**GIVEN REQUEST**
Find and return each line containing "Summer".

**RECORDS SHOWN**

——————

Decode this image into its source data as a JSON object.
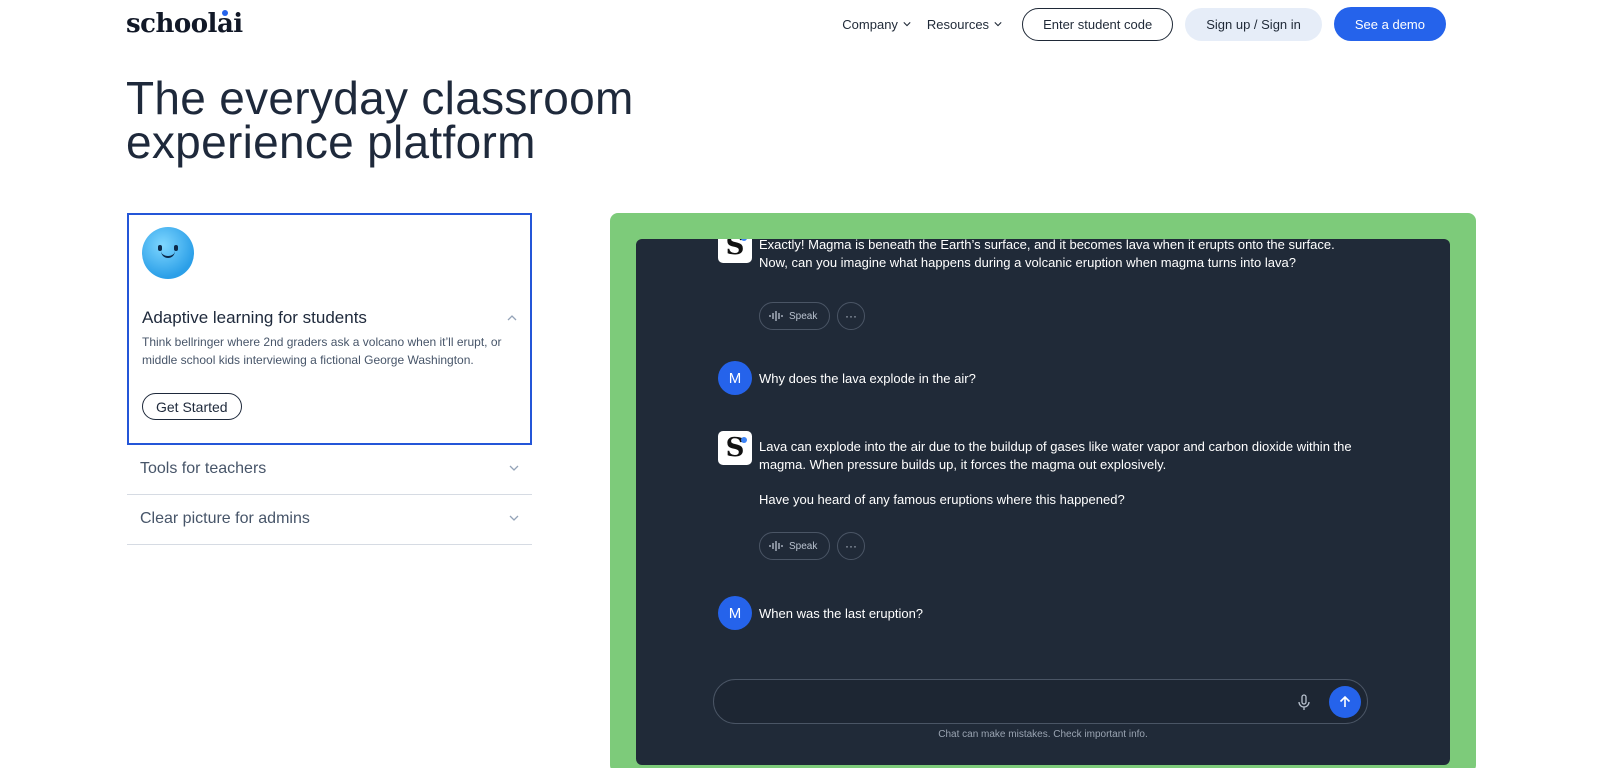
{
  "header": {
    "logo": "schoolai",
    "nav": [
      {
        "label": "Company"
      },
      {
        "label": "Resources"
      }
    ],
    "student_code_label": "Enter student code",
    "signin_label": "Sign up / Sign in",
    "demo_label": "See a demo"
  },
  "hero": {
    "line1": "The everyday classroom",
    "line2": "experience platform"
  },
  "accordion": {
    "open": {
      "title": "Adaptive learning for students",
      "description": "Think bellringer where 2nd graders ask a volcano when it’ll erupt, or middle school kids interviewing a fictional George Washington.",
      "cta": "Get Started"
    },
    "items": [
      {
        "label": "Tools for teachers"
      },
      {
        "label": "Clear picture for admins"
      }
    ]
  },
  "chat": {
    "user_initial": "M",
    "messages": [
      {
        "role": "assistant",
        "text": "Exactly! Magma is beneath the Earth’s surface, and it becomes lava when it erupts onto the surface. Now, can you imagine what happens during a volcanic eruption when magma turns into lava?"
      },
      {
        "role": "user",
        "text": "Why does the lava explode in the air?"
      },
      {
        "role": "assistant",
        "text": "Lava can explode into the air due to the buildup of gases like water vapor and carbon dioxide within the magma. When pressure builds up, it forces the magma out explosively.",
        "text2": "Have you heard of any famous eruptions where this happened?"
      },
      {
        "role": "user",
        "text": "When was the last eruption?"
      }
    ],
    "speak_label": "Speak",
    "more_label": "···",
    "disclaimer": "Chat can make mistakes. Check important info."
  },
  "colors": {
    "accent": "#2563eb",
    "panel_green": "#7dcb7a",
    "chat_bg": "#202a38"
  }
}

——————

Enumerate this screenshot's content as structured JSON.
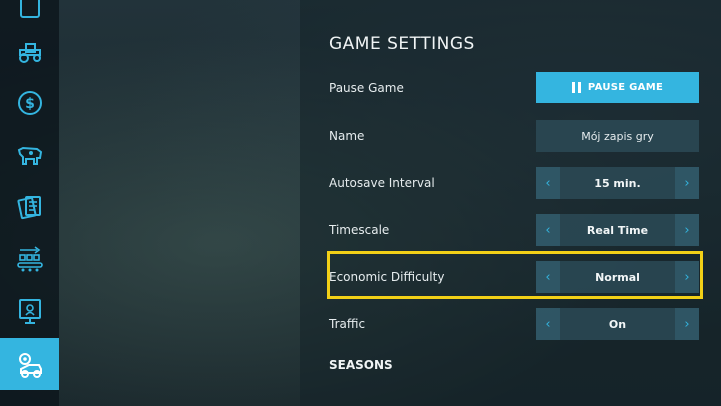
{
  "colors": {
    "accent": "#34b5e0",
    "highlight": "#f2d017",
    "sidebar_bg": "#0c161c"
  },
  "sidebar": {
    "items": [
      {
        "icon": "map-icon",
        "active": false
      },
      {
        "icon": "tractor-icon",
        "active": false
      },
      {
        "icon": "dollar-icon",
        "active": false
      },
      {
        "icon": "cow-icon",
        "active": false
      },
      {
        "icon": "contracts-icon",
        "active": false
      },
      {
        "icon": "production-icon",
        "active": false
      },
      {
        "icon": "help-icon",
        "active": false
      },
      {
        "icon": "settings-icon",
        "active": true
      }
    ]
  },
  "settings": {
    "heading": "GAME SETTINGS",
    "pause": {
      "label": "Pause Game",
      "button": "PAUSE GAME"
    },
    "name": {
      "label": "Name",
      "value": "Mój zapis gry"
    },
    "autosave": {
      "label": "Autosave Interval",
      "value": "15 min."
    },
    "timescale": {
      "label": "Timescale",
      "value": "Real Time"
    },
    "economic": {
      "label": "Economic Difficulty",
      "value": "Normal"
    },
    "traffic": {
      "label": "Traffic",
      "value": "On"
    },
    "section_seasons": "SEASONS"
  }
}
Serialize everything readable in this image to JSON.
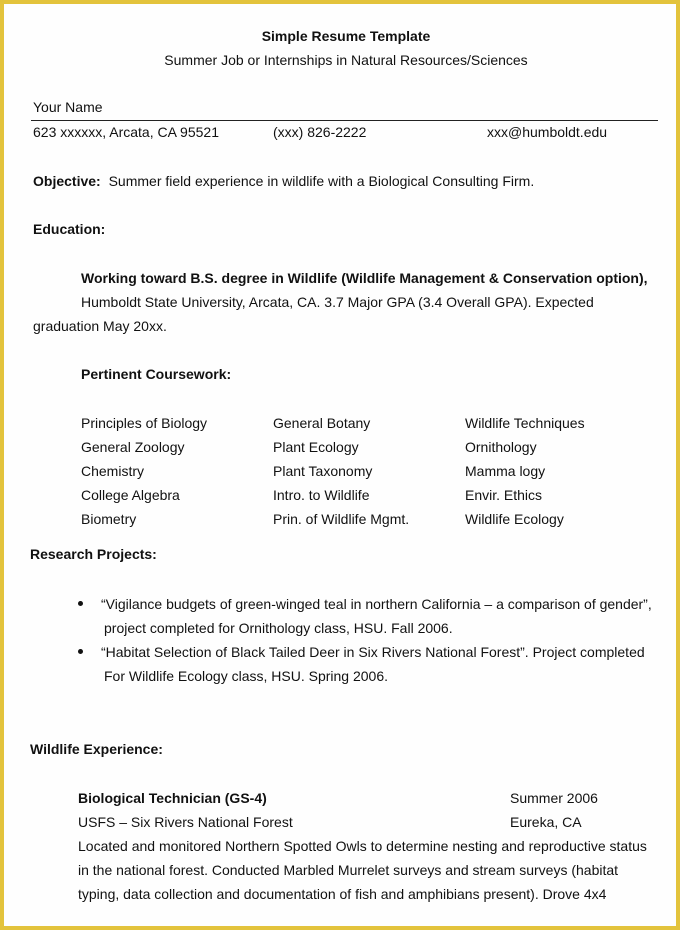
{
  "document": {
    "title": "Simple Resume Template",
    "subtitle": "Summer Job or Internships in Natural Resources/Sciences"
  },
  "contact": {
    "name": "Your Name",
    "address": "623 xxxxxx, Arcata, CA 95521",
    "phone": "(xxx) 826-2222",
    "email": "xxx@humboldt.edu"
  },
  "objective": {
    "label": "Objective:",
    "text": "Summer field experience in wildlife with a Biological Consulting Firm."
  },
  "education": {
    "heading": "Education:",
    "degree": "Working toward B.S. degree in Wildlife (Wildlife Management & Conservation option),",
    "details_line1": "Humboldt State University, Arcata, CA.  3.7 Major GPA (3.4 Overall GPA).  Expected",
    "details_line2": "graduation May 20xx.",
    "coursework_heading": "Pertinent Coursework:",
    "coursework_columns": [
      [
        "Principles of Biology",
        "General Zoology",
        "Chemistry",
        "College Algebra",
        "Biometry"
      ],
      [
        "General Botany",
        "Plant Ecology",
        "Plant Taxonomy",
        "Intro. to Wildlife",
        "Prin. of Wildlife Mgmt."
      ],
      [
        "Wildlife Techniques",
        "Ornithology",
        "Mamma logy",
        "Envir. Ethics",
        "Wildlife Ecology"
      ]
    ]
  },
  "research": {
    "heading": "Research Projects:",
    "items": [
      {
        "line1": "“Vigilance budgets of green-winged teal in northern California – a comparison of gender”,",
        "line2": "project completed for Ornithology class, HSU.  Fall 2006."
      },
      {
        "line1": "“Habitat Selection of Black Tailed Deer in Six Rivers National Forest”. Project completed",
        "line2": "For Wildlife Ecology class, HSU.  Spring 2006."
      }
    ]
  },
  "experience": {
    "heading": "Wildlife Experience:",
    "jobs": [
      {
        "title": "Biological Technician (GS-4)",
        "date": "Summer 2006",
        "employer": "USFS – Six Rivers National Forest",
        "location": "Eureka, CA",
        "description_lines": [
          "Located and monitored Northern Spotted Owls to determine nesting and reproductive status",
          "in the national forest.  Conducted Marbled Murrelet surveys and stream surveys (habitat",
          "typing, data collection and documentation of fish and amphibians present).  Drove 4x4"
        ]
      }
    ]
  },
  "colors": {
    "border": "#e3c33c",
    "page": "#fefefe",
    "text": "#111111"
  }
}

——————

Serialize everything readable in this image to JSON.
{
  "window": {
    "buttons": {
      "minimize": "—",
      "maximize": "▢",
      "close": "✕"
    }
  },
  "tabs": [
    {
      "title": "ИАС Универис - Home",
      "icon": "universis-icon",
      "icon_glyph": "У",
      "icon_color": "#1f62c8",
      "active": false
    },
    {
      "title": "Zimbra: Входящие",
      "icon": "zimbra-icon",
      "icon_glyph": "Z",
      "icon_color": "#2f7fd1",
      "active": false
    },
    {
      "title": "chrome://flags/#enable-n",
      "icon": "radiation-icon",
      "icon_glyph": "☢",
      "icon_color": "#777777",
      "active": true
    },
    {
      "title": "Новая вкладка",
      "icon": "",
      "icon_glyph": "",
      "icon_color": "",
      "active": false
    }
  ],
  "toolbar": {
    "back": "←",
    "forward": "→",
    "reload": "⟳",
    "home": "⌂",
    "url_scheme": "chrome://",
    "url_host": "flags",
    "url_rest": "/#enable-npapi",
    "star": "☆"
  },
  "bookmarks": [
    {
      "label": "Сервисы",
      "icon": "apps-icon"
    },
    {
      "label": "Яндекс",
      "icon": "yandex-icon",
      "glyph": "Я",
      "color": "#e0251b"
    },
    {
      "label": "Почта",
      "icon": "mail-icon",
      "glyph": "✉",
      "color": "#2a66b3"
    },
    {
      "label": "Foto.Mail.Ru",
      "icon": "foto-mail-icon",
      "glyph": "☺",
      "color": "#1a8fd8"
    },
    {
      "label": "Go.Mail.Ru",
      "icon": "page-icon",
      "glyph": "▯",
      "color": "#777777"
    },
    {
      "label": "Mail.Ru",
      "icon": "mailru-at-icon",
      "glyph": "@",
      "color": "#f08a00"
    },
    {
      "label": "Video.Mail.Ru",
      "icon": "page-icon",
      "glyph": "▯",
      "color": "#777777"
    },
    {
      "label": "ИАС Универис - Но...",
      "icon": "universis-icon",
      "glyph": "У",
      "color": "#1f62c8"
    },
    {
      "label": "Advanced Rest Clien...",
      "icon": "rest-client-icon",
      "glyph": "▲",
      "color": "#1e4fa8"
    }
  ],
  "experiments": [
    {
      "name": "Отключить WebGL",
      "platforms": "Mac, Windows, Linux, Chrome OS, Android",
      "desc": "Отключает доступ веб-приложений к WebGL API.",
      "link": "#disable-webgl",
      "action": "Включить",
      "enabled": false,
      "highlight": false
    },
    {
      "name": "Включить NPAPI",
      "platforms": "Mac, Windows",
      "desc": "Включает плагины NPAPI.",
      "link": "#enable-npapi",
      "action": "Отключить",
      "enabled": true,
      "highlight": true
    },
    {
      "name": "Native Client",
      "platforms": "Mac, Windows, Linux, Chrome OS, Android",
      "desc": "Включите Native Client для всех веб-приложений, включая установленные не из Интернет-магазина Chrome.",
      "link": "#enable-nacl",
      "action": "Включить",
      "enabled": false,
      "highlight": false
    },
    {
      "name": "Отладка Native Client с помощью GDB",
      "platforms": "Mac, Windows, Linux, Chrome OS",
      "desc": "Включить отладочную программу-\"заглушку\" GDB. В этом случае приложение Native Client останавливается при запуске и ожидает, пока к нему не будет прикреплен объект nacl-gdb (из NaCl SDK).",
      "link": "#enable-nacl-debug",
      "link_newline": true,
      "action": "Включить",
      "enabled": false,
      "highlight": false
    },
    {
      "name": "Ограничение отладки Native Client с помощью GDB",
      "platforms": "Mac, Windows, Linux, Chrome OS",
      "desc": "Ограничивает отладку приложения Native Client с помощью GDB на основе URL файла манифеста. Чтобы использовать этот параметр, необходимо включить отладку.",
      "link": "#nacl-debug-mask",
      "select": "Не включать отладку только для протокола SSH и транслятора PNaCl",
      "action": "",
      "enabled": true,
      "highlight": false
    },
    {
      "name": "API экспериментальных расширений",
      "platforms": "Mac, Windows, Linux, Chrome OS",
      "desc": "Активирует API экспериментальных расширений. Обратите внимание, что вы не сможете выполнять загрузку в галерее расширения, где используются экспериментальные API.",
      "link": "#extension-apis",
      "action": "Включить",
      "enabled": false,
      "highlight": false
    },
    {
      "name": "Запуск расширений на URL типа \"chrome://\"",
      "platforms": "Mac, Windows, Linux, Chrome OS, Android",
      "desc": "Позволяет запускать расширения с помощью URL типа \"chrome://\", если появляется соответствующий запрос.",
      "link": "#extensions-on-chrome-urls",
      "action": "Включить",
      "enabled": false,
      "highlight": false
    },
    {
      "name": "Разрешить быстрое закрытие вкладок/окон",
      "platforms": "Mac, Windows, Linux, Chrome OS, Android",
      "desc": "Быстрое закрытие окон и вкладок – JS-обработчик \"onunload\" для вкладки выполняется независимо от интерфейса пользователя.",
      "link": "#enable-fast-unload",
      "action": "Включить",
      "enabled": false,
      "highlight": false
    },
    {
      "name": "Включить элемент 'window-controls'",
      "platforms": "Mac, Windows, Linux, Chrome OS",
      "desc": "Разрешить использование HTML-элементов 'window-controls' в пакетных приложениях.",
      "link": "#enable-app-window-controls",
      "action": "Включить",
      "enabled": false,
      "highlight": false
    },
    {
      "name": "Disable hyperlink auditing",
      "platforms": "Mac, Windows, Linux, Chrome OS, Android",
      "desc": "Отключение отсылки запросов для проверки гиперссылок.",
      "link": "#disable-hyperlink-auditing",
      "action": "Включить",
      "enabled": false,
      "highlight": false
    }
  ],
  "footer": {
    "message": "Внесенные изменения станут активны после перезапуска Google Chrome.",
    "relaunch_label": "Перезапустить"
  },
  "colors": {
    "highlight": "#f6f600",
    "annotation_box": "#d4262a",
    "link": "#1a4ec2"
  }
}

——————

**EXERCISE SOLUTION**
    "subtitle": "Summer Job or Internships in Natural Resources/Sciences"
    "text": "Summer field experience in wildlife with a Biological Consulting Firm."
        "date": "Summer 2006",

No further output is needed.